What you should do:
Word for word, copy all the data and drop the pictures.

[Excerpt from a dataset]
==========

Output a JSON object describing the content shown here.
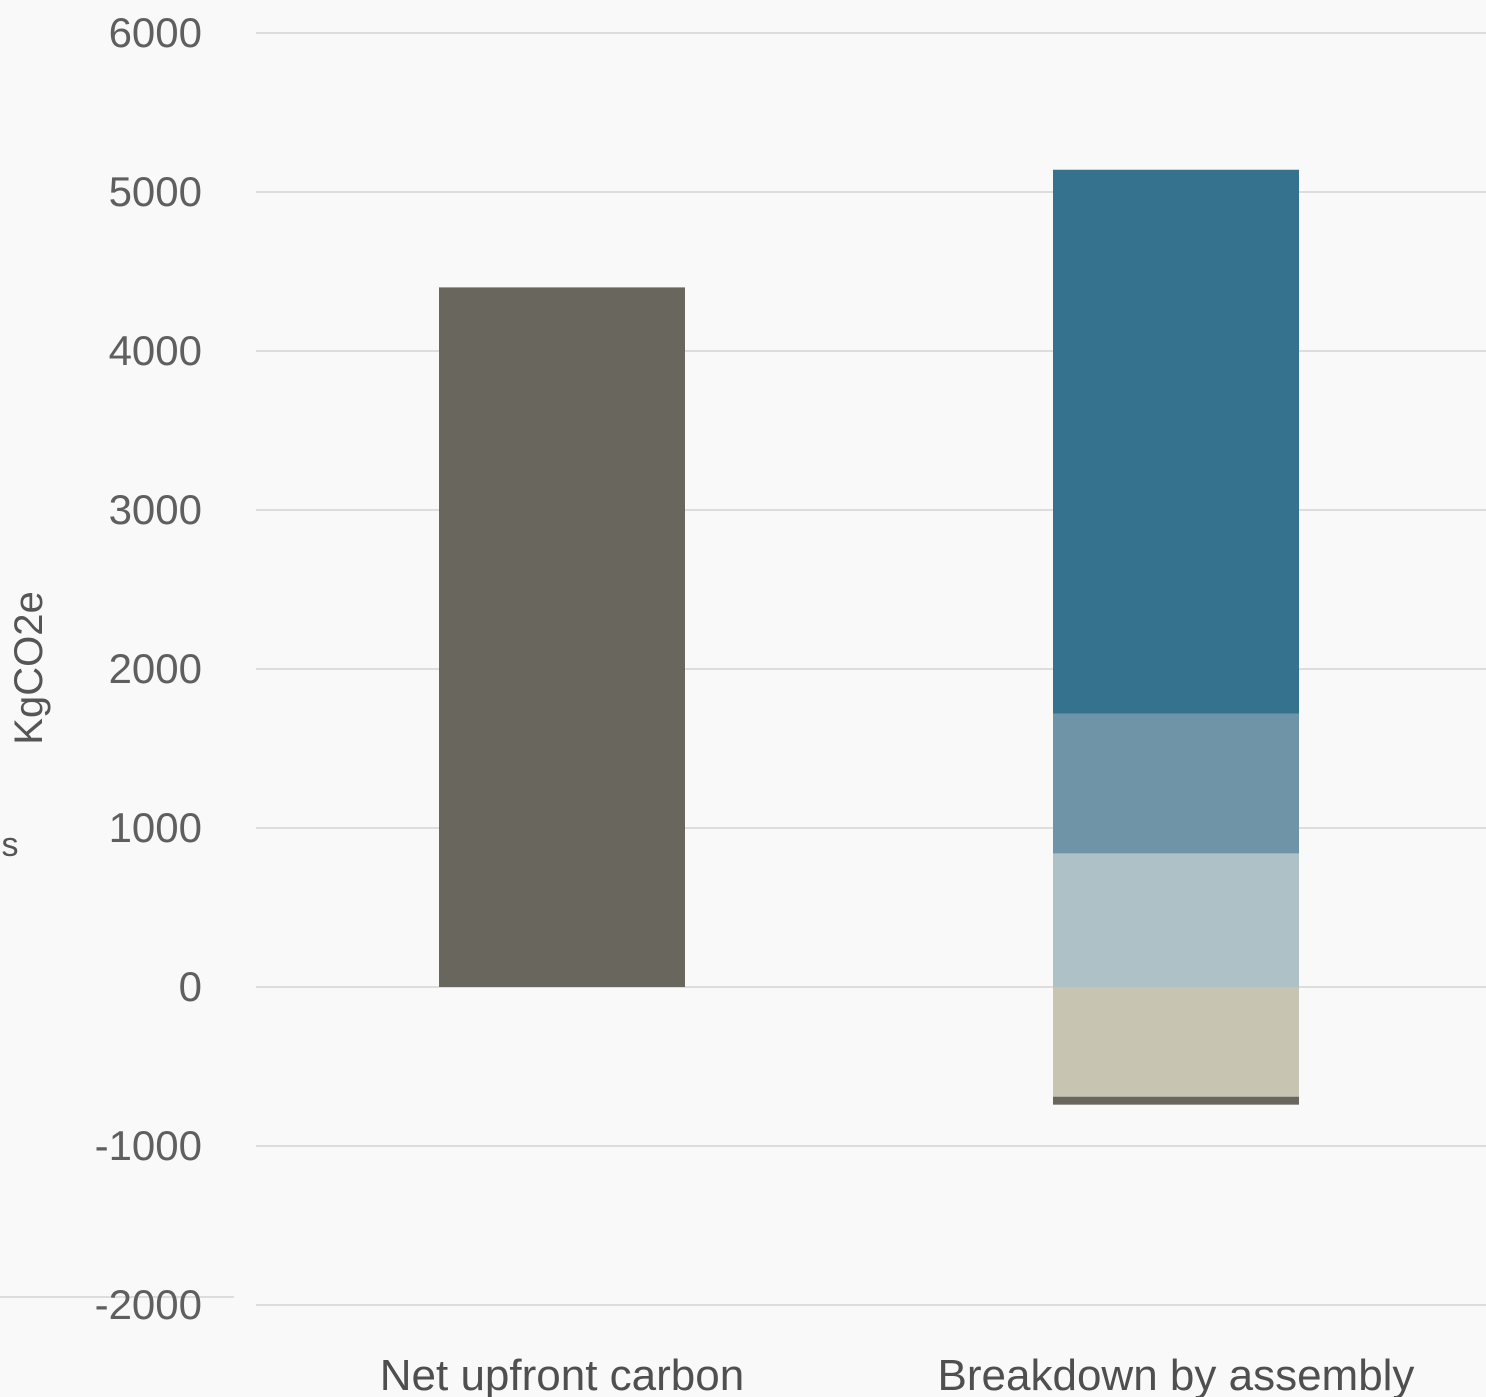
{
  "chart_data": {
    "type": "bar",
    "stacked": true,
    "ylabel": "KgCO2e",
    "ylim": [
      -2000,
      6000
    ],
    "yticks": [
      6000,
      5000,
      4000,
      3000,
      2000,
      1000,
      0,
      -1000,
      -2000
    ],
    "categories": [
      "Net upfront carbon",
      "Breakdown by assembly"
    ],
    "grid": true,
    "partial_label_left": "ls",
    "colors": {
      "grid": "#dddddd",
      "background": "#f9f9f9"
    },
    "bars": [
      {
        "category": "Net upfront carbon",
        "segments": [
          {
            "start": 0,
            "end": 4400,
            "color": "#69665e"
          }
        ]
      },
      {
        "category": "Breakdown by assembly",
        "segments": [
          {
            "start": 1720,
            "end": 5140,
            "color": "#35728d"
          },
          {
            "start": 840,
            "end": 1720,
            "color": "#6f94a8"
          },
          {
            "start": 0,
            "end": 840,
            "color": "#aec1c7"
          },
          {
            "start": -690,
            "end": 0,
            "color": "#c7c4b2"
          },
          {
            "start": -740,
            "end": -690,
            "color": "#69665e"
          }
        ]
      }
    ]
  }
}
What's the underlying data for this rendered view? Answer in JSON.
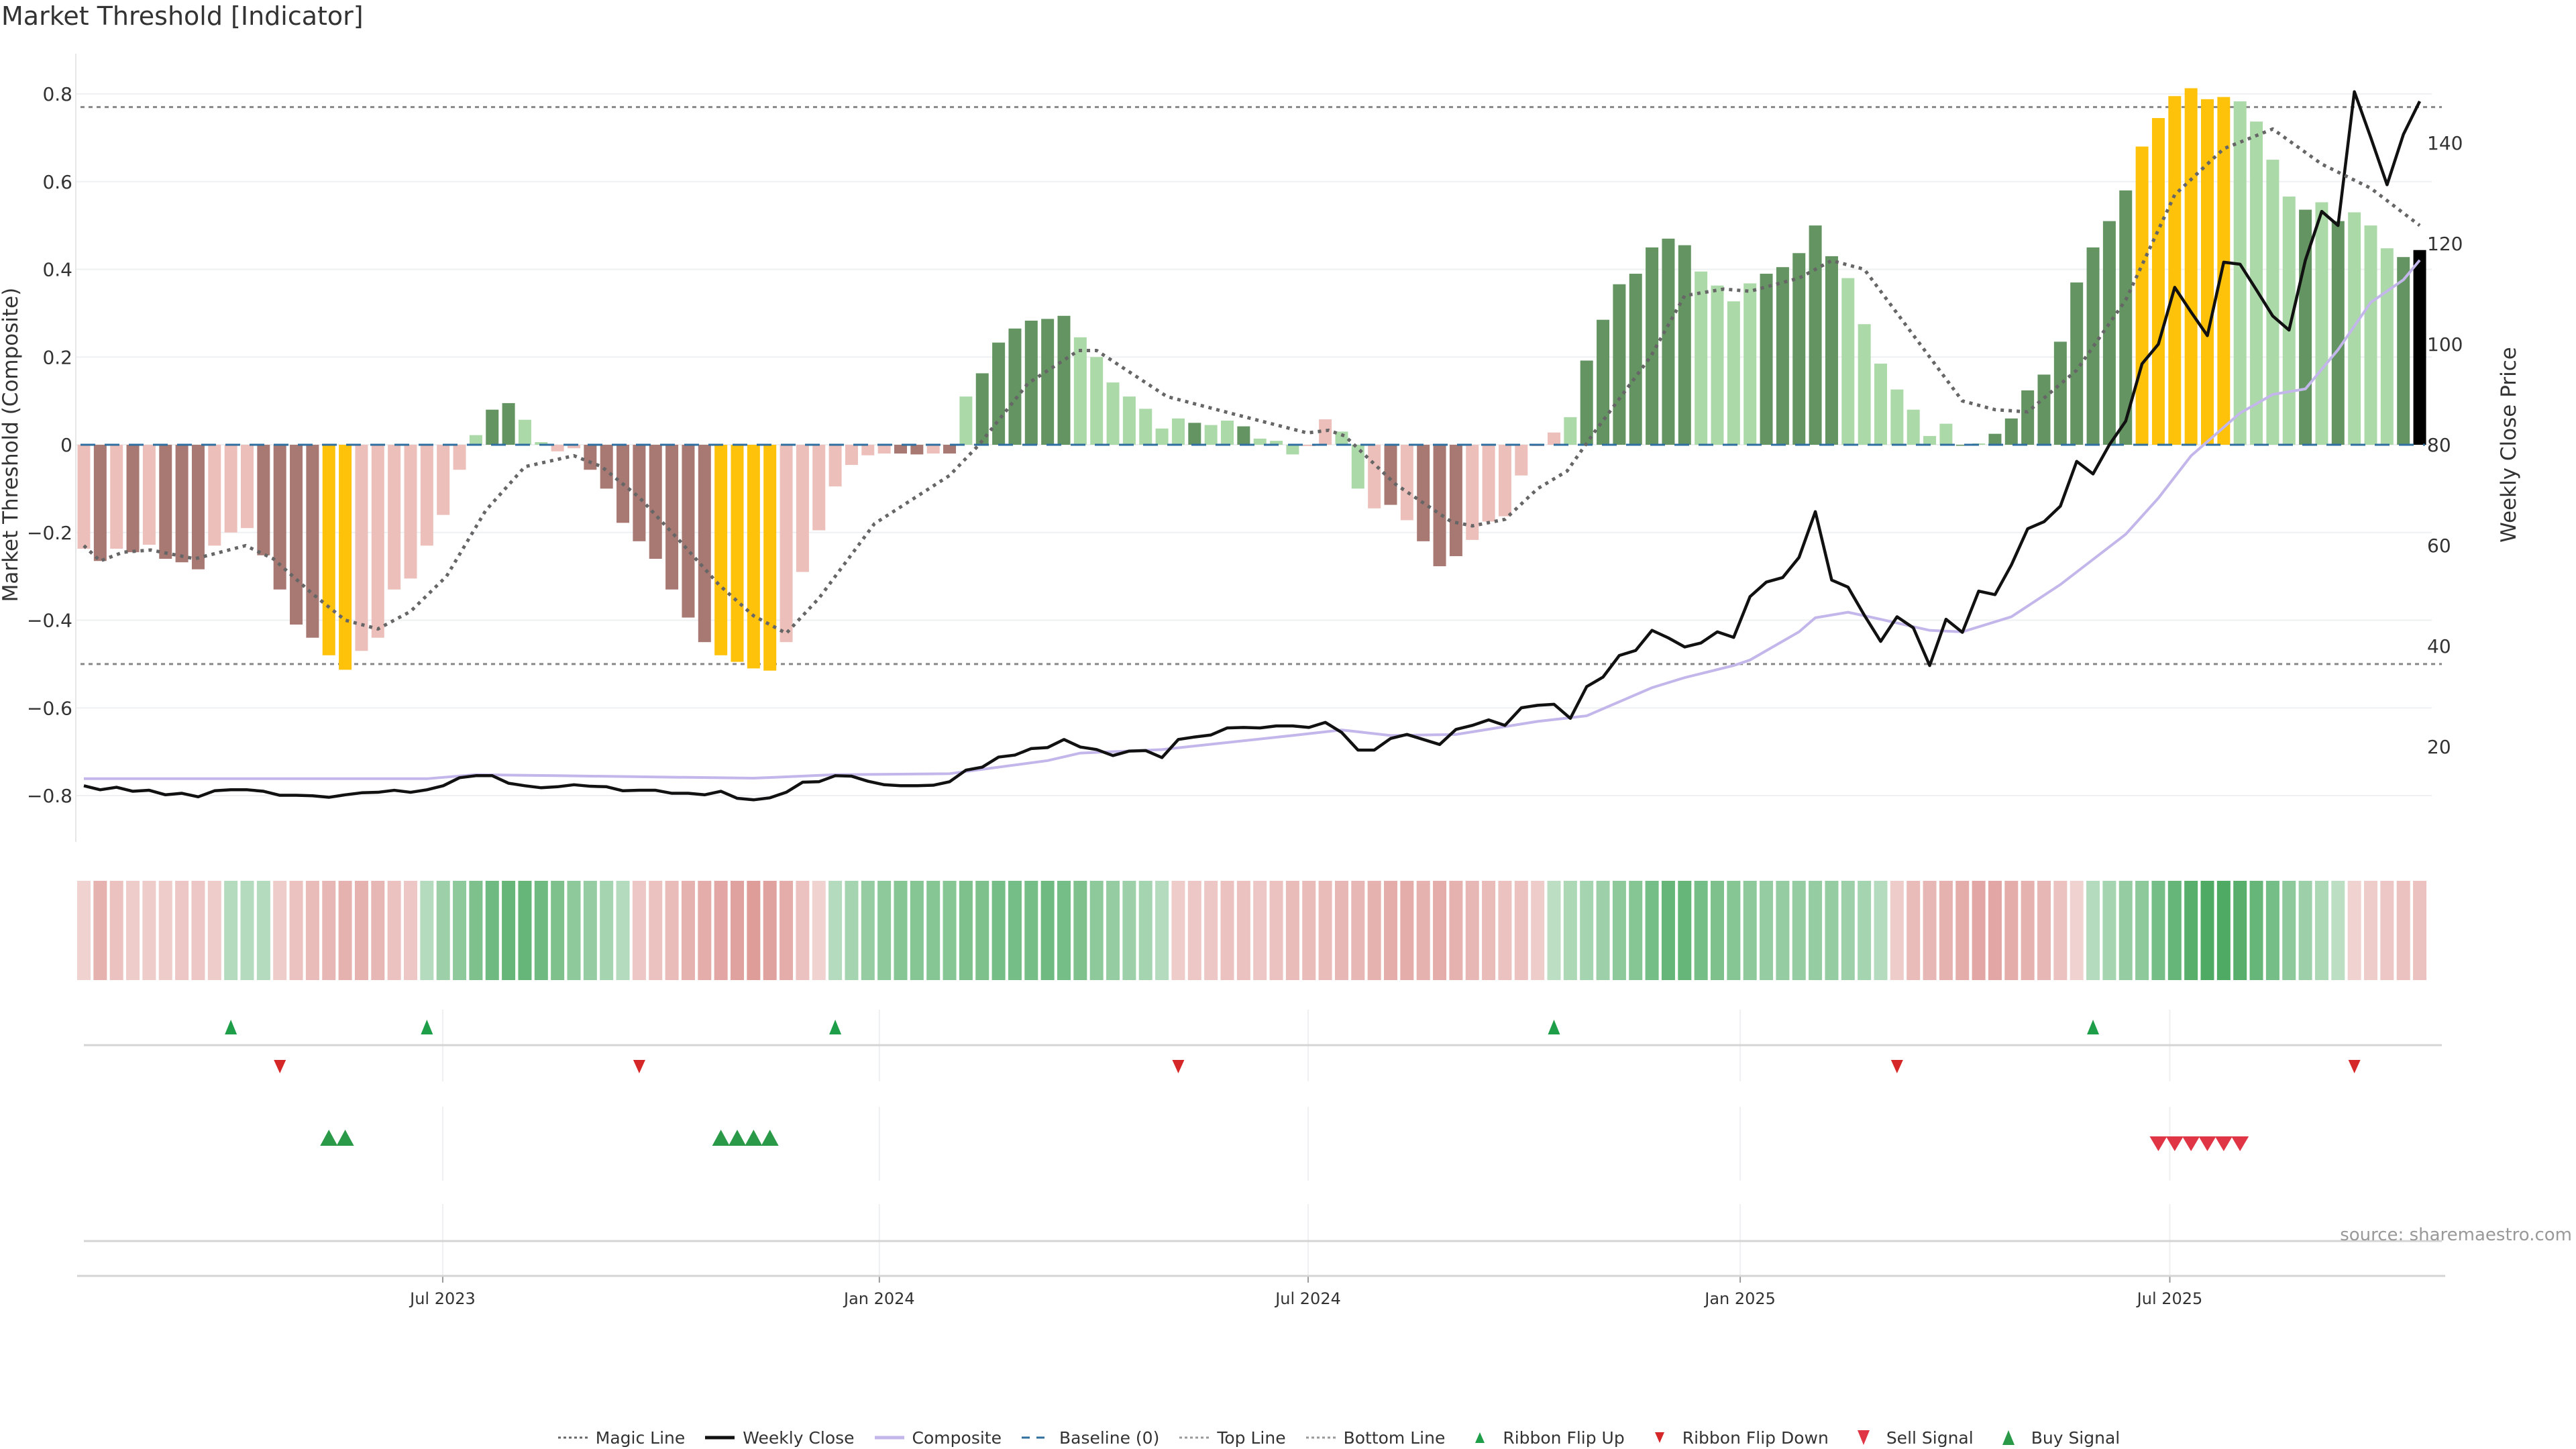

==========

Response:
Output a JSON object describing the content shown here.
{
  "chart_data": {
    "type": "bar",
    "stacked": true,
    "ylabel": "KgCO2e",
    "ylim": [
      -2000,
      6000
    ],
    "yticks": [
      6000,
      5000,
      4000,
      3000,
      2000,
      1000,
      0,
      -1000,
      -2000
    ],
    "categories": [
      "Net upfront carbon",
      "Breakdown by assembly"
    ],
    "grid": true,
    "partial_label_left": "ls",
    "colors": {
      "grid": "#dddddd",
      "background": "#f9f9f9"
    },
    "bars": [
      {
        "category": "Net upfront carbon",
        "segments": [
          {
            "start": 0,
            "end": 4400,
            "color": "#69665e"
          }
        ]
      },
      {
        "category": "Breakdown by assembly",
        "segments": [
          {
            "start": 1720,
            "end": 5140,
            "color": "#35728d"
          },
          {
            "start": 840,
            "end": 1720,
            "color": "#6f94a8"
          },
          {
            "start": 0,
            "end": 840,
            "color": "#aec1c7"
          },
          {
            "start": -690,
            "end": 0,
            "color": "#c7c4b2"
          },
          {
            "start": -740,
            "end": -690,
            "color": "#69665e"
          }
        ]
      }
    ]
  }
}
What's the underlying data for this rendered view? Answer in JSON.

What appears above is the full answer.